[WORK TO COMPLETE]: Find and return each line containing "here".

- - - -

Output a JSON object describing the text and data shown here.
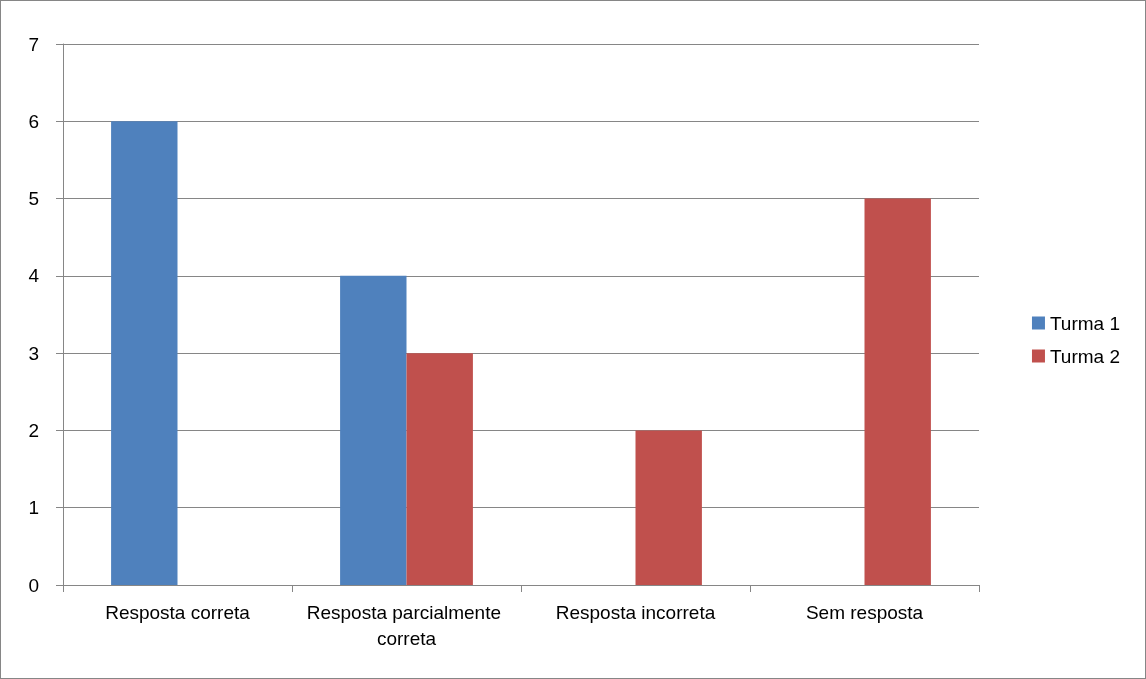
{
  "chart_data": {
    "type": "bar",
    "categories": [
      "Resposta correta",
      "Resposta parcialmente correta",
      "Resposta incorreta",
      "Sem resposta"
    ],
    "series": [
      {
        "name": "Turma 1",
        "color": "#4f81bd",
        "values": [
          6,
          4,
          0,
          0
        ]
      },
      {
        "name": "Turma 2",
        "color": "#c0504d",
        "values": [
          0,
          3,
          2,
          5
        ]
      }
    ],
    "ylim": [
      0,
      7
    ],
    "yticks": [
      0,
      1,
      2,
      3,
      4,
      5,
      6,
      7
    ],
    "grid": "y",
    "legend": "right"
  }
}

- - - -

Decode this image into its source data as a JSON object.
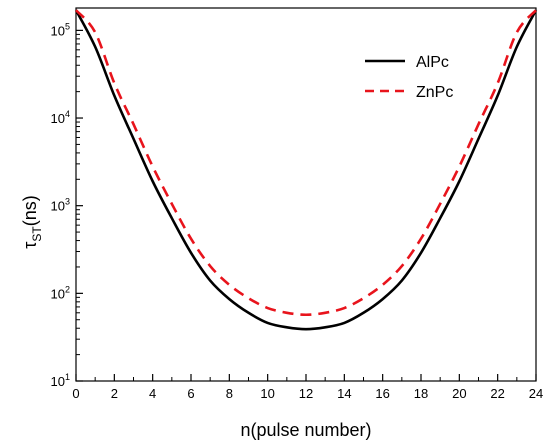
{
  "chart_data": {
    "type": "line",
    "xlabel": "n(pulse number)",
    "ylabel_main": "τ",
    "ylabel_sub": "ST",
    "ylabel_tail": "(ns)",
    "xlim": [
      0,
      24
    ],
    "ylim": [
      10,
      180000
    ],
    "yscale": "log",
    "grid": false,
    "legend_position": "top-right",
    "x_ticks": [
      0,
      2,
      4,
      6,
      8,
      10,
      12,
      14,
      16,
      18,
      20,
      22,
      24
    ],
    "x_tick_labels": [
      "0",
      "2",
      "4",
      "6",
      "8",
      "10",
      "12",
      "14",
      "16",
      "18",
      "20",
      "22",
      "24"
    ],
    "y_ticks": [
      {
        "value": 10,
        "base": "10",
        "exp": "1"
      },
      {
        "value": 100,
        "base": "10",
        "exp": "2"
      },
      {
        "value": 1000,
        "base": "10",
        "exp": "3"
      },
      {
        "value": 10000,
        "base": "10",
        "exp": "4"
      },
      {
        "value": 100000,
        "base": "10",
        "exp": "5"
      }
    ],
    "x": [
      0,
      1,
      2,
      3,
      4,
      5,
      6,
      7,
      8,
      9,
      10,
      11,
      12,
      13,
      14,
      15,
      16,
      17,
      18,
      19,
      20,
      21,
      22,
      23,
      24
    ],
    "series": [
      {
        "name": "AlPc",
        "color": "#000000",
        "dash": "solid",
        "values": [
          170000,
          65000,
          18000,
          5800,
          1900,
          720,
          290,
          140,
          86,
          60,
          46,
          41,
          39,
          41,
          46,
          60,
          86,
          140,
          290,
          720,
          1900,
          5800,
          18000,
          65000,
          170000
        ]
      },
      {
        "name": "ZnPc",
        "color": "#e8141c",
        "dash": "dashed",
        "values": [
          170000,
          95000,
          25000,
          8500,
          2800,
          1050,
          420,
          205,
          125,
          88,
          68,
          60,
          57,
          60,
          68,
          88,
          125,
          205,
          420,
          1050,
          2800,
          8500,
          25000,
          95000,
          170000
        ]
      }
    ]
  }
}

- - - -

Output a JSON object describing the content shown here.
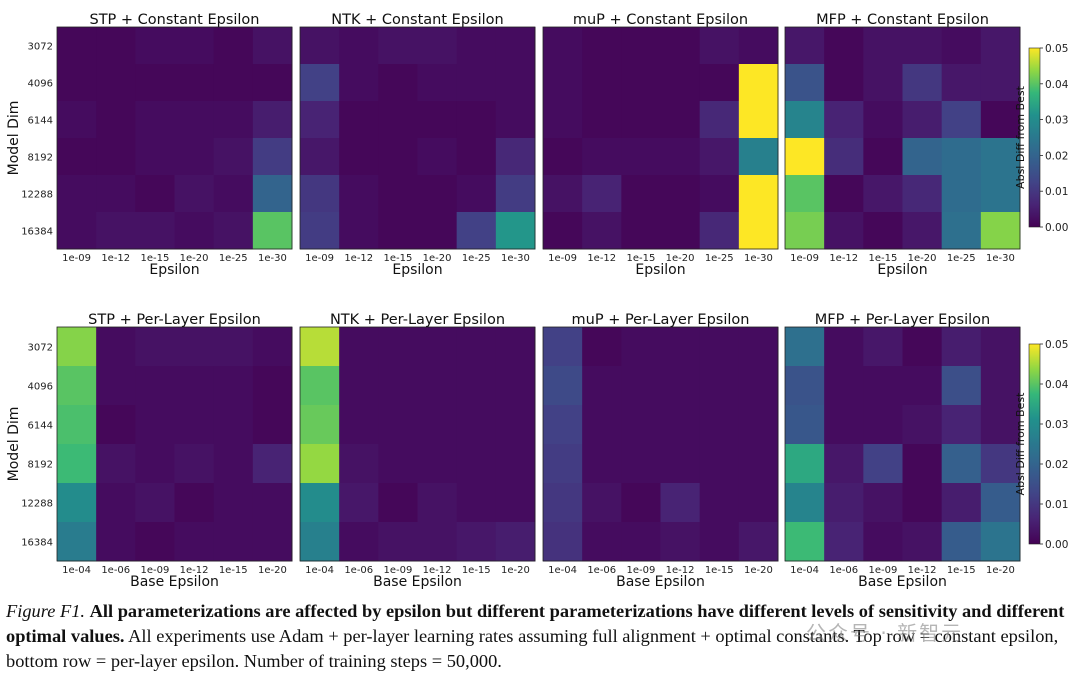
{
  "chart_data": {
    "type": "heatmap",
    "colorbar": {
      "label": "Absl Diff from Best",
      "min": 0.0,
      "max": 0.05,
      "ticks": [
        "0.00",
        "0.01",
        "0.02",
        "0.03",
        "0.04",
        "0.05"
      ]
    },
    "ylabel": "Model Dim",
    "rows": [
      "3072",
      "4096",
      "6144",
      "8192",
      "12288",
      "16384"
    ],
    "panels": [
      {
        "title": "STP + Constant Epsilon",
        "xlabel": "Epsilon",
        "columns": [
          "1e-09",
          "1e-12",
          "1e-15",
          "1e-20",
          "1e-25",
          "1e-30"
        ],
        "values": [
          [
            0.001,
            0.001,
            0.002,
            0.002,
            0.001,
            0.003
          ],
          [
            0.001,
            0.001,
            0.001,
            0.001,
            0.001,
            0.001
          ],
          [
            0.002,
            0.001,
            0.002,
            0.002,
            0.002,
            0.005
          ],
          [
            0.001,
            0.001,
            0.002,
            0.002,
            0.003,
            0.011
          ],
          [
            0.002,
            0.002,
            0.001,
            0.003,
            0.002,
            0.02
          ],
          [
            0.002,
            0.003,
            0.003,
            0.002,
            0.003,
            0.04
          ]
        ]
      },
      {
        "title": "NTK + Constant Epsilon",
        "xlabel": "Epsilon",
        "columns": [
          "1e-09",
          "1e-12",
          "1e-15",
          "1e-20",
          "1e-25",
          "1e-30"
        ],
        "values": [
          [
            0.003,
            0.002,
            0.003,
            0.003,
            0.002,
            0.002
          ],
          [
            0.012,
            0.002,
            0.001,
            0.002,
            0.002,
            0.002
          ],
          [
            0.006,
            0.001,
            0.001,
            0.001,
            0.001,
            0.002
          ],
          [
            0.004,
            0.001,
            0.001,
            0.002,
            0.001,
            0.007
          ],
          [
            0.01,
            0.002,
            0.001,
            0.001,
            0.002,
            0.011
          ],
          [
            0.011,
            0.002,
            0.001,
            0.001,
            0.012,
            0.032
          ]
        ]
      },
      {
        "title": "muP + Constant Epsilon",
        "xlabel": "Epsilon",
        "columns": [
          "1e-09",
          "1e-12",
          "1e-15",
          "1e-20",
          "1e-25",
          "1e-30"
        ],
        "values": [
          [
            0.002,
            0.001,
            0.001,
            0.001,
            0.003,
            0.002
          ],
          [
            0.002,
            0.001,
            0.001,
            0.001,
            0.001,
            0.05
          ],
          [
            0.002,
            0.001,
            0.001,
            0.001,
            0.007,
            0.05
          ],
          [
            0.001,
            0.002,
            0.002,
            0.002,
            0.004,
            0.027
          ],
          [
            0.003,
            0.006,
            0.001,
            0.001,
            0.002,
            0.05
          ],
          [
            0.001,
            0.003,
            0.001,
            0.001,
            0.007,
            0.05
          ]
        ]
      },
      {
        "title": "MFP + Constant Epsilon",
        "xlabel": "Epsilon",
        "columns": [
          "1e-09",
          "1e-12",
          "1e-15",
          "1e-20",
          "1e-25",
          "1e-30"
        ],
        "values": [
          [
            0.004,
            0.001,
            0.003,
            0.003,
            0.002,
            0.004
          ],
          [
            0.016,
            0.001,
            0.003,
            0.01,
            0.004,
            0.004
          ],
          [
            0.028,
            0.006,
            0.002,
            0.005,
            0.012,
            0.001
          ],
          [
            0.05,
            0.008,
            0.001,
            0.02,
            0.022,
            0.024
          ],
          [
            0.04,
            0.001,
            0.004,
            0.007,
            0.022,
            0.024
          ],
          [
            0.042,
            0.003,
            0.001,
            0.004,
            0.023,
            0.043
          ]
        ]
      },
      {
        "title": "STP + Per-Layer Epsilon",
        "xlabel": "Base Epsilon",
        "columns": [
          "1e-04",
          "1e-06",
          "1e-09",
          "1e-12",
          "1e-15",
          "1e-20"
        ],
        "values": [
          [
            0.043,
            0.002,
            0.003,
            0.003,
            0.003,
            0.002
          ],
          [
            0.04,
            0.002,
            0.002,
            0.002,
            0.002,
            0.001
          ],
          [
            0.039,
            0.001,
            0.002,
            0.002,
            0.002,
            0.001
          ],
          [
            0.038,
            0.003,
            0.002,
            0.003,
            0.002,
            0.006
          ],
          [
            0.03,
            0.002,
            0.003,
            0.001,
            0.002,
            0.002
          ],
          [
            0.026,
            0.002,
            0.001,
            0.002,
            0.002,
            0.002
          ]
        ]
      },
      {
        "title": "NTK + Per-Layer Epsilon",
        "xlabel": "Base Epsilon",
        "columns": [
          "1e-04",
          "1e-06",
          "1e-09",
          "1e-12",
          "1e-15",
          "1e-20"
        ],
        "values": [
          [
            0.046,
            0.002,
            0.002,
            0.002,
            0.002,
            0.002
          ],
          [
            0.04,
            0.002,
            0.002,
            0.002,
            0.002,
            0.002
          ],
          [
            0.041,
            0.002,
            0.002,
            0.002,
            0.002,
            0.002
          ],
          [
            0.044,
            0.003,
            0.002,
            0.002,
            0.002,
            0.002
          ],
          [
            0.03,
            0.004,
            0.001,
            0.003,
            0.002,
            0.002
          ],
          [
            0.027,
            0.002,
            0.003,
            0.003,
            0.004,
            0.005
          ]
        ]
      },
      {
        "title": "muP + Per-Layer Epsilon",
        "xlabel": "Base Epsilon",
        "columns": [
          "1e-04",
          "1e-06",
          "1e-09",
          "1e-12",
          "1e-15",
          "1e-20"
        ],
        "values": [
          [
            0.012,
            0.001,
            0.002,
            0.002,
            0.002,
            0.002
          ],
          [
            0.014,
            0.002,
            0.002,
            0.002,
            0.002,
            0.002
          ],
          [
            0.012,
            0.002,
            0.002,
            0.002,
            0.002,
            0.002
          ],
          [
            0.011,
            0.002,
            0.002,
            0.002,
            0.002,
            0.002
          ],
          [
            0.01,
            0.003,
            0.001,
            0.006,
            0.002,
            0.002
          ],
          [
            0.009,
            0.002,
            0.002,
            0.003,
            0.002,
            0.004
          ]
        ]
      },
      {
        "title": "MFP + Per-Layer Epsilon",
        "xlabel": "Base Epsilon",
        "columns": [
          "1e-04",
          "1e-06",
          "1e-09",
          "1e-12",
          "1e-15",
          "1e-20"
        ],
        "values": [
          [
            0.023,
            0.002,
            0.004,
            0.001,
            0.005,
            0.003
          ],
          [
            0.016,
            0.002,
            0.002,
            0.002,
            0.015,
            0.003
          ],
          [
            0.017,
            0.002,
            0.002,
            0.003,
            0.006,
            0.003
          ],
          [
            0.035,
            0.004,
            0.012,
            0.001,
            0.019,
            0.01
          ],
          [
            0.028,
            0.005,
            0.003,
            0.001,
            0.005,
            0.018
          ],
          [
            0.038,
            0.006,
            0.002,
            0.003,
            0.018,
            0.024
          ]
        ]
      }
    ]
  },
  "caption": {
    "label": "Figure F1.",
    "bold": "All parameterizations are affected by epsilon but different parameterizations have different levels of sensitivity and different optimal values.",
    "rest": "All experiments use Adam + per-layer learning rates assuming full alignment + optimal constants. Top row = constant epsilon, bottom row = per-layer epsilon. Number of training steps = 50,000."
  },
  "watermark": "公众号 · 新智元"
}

- - - -

[FULL ANSWER]:
Output a JSON object describing the text and data shown here.
Output a JSON object describing the content shown here.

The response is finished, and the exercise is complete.